• What you will do
Reproduce the listing below character for character; drop every image.

• Source records
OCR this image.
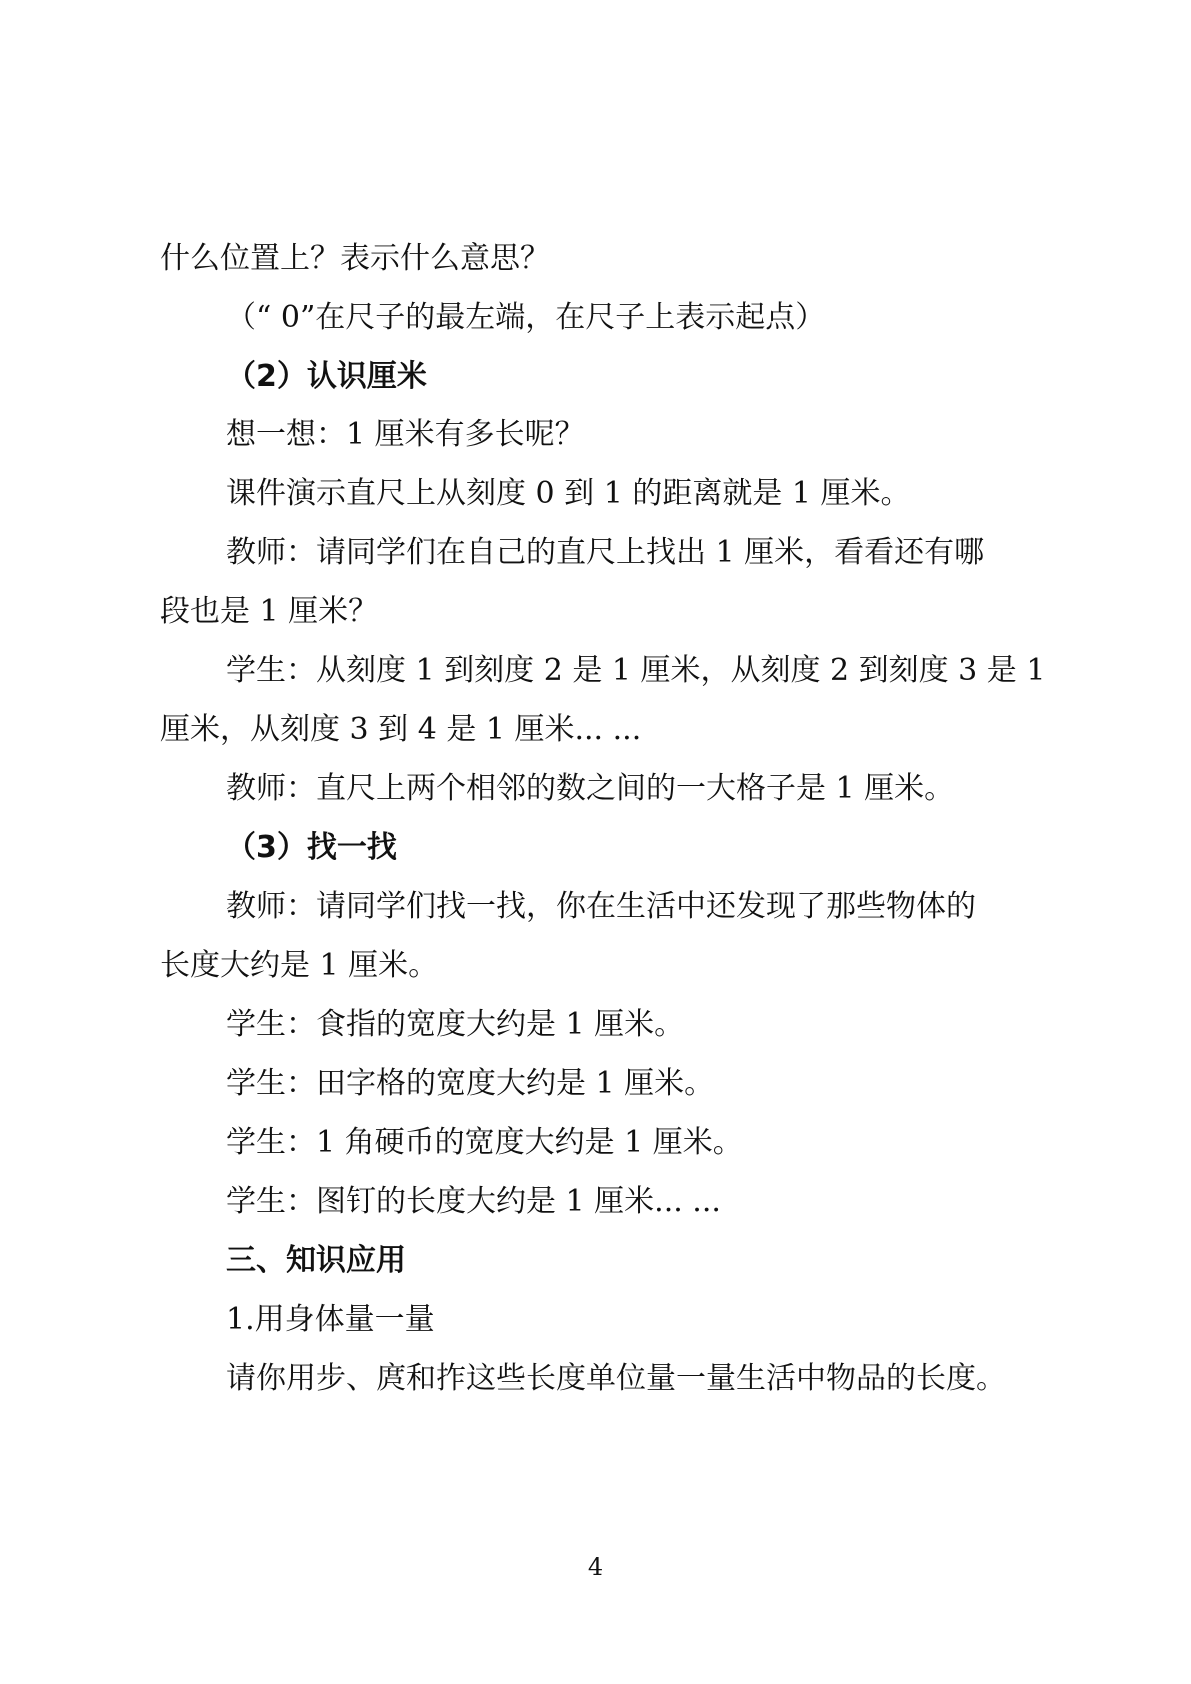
什么位置上？表示什么意思？
（“ 0”在尺子的最左端，在尺子上表示起点）
（2）认识厘米
想一想：1 厘米有多长呢？
课件演示直尺上从刻度 0 到 1 的距离就是 1 厘米。
教师：请同学们在自己的直尺上找出 1 厘米，看看还有哪
段也是 1 厘米？
学生：从刻度 1 到刻度 2 是 1 厘米，从刻度 2 到刻度 3 是 1
厘米，从刻度 3 到 4 是 1 厘米... ...
教师：直尺上两个相邻的数之间的一大格子是 1 厘米。
（3）找一找
教师：请同学们找一找，你在生活中还发现了那些物体的
长度大约是 1 厘米。
学生：食指的宽度大约是 1 厘米。
学生：田字格的宽度大约是 1 厘米。
学生：1 角硬币的宽度大约是 1 厘米。
学生：图钉的长度大约是 1 厘米... ...
三、知识应用
1.用身体量一量
请你用步、庹和拃这些长度单位量一量生活中物品的长度。
4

• The output
OCR this image.
什么位置上？表示什么意思？
（“ 0”在尺子的最左端，在尺子上表示起点）
（2）认识厘米
想一想：1 厘米有多长呢？
课件演示直尺上从刻度 0 到 1 的距离就是 1 厘米。
教师：请同学们在自己的直尺上找出 1 厘米，看看还有哪
段也是 1 厘米？
学生：从刻度 1 到刻度 2 是 1 厘米，从刻度 2 到刻度 3 是 1
厘米，从刻度 3 到 4 是 1 厘米... ...
教师：直尺上两个相邻的数之间的一大格子是 1 厘米。
（3）找一找
教师：请同学们找一找，你在生活中还发现了那些物体的
长度大约是 1 厘米。
学生：食指的宽度大约是 1 厘米。
学生：田字格的宽度大约是 1 厘米。
学生：1 角硬币的宽度大约是 1 厘米。
学生：图钉的长度大约是 1 厘米... ...
三、知识应用
1.用身体量一量
请你用步、庹和拃这些长度单位量一量生活中物品的长度。
4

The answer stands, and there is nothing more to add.